> WHAT THIS TASK INVOLVES:
Make an exact copy of the entries below with the pictures removed.

[Dataset rows]
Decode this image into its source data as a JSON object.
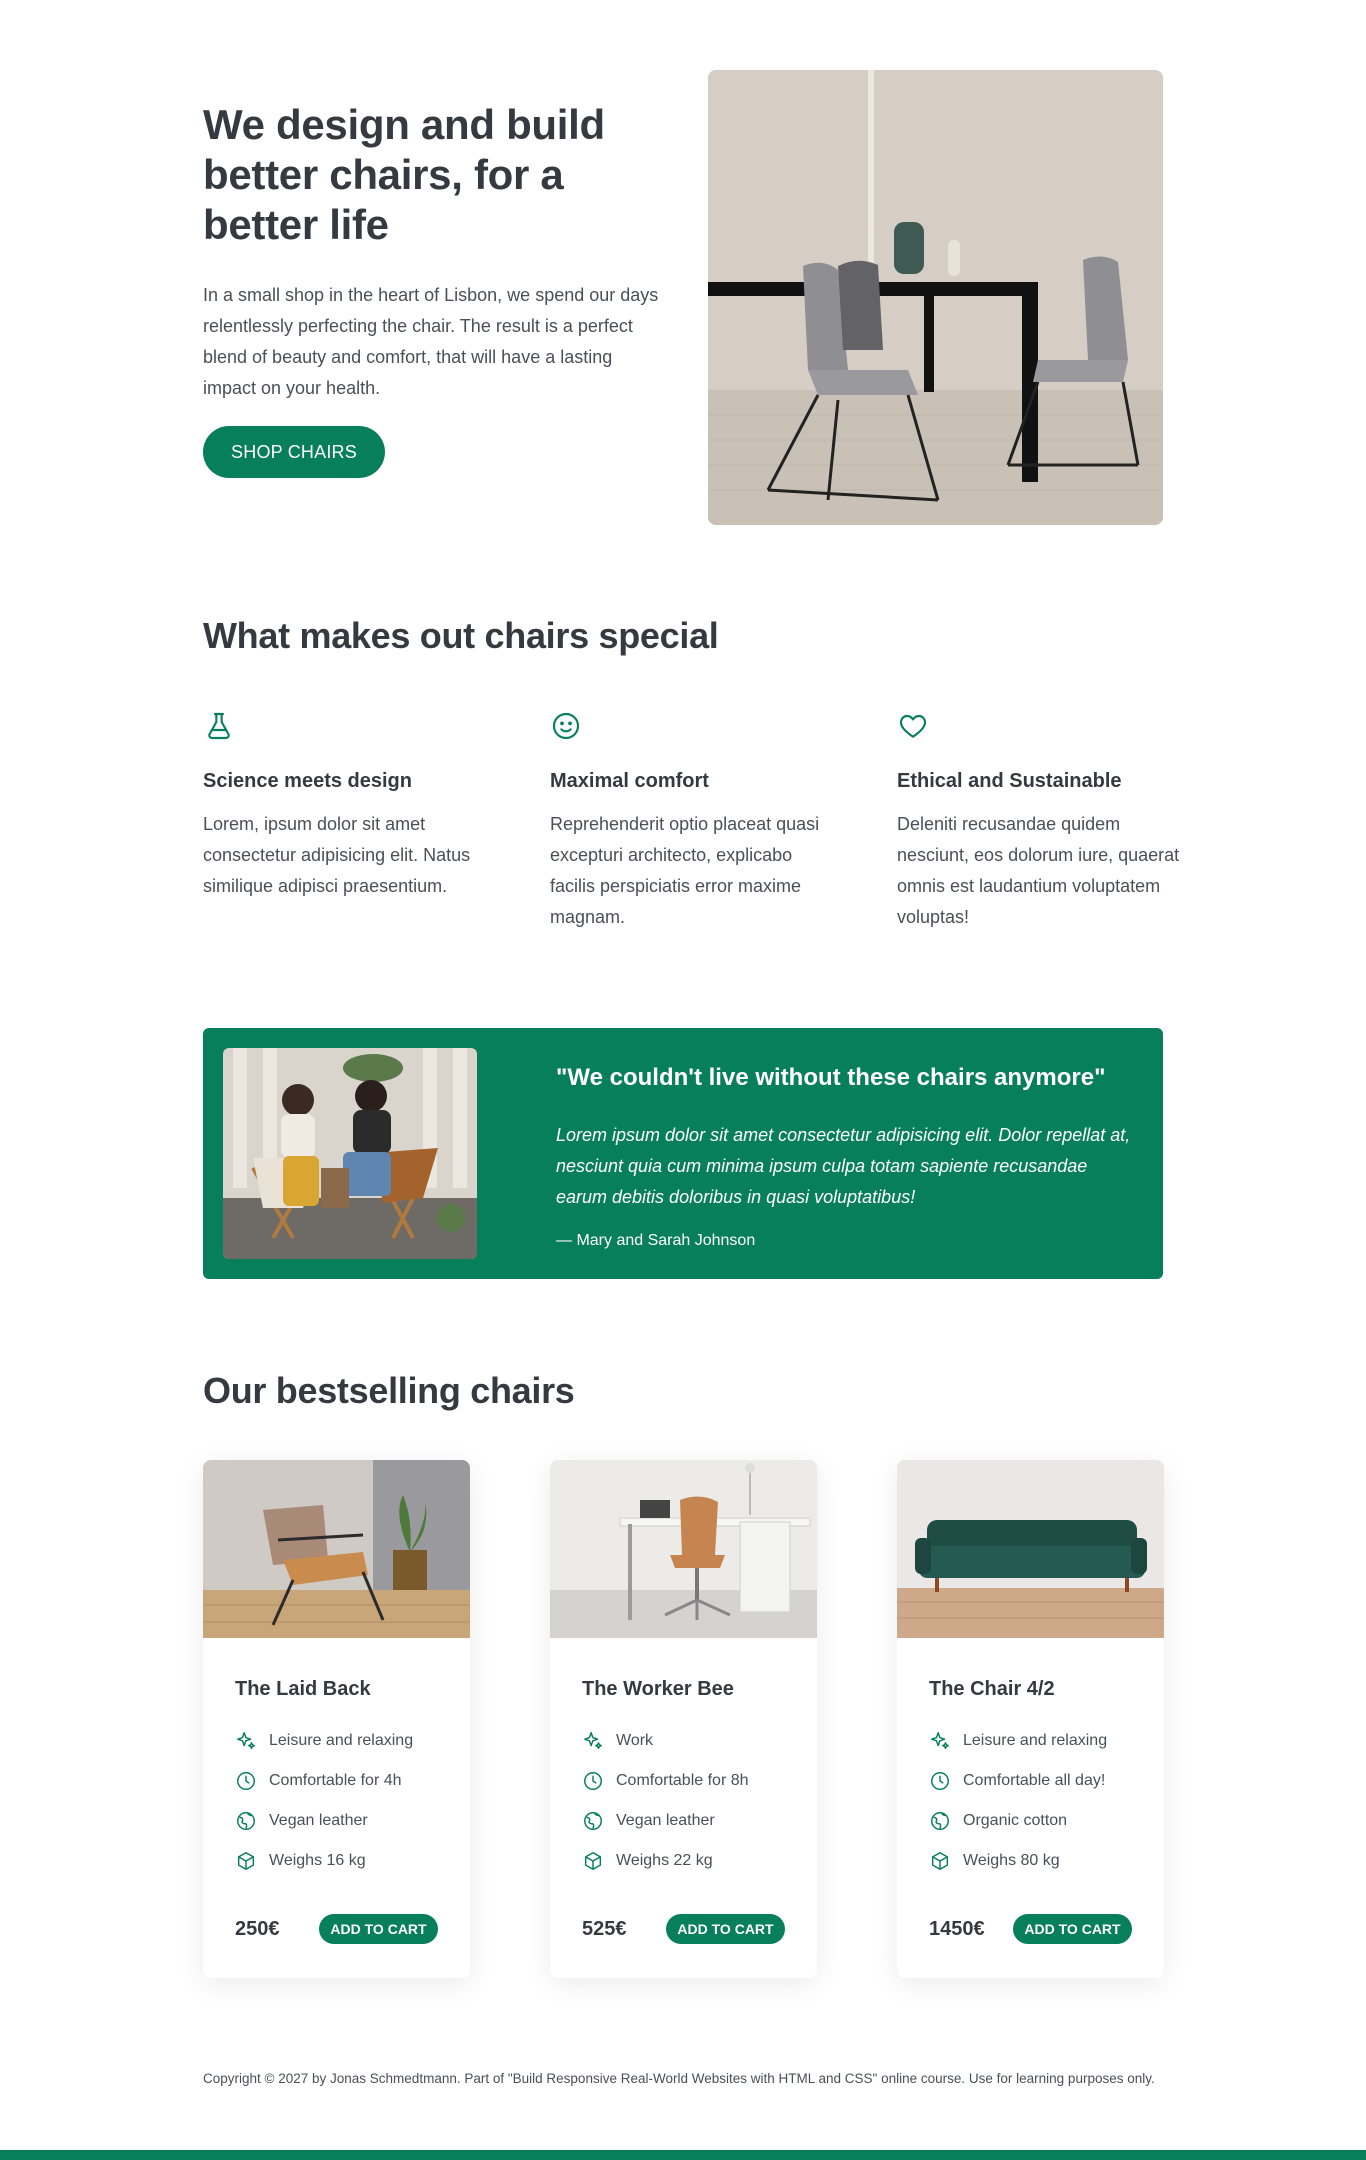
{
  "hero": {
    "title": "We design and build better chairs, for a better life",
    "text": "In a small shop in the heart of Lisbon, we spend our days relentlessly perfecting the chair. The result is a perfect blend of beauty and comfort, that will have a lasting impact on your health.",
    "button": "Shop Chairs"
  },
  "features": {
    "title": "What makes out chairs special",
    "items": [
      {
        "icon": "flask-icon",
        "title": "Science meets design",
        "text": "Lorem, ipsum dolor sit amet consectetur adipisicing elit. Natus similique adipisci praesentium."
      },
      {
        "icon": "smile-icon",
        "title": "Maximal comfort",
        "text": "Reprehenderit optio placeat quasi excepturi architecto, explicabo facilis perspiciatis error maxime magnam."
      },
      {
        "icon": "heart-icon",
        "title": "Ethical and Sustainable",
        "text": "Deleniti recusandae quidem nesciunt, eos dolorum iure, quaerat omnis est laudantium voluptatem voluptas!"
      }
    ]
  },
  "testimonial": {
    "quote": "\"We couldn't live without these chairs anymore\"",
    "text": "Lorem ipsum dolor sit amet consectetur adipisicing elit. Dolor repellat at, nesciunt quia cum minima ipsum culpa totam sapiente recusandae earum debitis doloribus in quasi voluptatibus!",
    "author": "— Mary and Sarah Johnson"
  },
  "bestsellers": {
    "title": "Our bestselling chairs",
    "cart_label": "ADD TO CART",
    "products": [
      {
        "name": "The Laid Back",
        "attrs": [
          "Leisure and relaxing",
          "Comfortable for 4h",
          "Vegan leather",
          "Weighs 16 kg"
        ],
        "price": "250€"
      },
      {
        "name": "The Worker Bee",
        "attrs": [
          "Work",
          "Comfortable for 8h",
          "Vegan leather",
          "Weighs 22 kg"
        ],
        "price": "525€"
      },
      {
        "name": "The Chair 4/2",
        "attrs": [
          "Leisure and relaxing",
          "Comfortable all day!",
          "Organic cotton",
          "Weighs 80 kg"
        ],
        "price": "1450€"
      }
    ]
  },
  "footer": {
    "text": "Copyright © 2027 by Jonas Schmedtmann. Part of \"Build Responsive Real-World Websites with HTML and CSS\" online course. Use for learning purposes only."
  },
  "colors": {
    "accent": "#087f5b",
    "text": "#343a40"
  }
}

> EXPECTED ANSWER:
Decode this image into its source data as a JSON object.
{
  "hero": {
    "title": "We design and build better chairs, for a better life",
    "text": "In a small shop in the heart of Lisbon, we spend our days relentlessly perfecting the chair. The result is a perfect blend of beauty and comfort, that will have a lasting impact on your health.",
    "button": "Shop Chairs"
  },
  "features": {
    "title": "What makes out chairs special",
    "items": [
      {
        "icon": "flask-icon",
        "title": "Science meets design",
        "text": "Lorem, ipsum dolor sit amet consectetur adipisicing elit. Natus similique adipisci praesentium."
      },
      {
        "icon": "smile-icon",
        "title": "Maximal comfort",
        "text": "Reprehenderit optio placeat quasi excepturi architecto, explicabo facilis perspiciatis error maxime magnam."
      },
      {
        "icon": "heart-icon",
        "title": "Ethical and Sustainable",
        "text": "Deleniti recusandae quidem nesciunt, eos dolorum iure, quaerat omnis est laudantium voluptatem voluptas!"
      }
    ]
  },
  "testimonial": {
    "quote": "\"We couldn't live without these chairs anymore\"",
    "text": "Lorem ipsum dolor sit amet consectetur adipisicing elit. Dolor repellat at, nesciunt quia cum minima ipsum culpa totam sapiente recusandae earum debitis doloribus in quasi voluptatibus!",
    "author": "— Mary and Sarah Johnson"
  },
  "bestsellers": {
    "title": "Our bestselling chairs",
    "cart_label": "ADD TO CART",
    "products": [
      {
        "name": "The Laid Back",
        "attrs": [
          "Leisure and relaxing",
          "Comfortable for 4h",
          "Vegan leather",
          "Weighs 16 kg"
        ],
        "price": "250€"
      },
      {
        "name": "The Worker Bee",
        "attrs": [
          "Work",
          "Comfortable for 8h",
          "Vegan leather",
          "Weighs 22 kg"
        ],
        "price": "525€"
      },
      {
        "name": "The Chair 4/2",
        "attrs": [
          "Leisure and relaxing",
          "Comfortable all day!",
          "Organic cotton",
          "Weighs 80 kg"
        ],
        "price": "1450€"
      }
    ]
  },
  "footer": {
    "text": "Copyright © 2027 by Jonas Schmedtmann. Part of \"Build Responsive Real-World Websites with HTML and CSS\" online course. Use for learning purposes only."
  },
  "colors": {
    "accent": "#087f5b",
    "text": "#343a40"
  }
}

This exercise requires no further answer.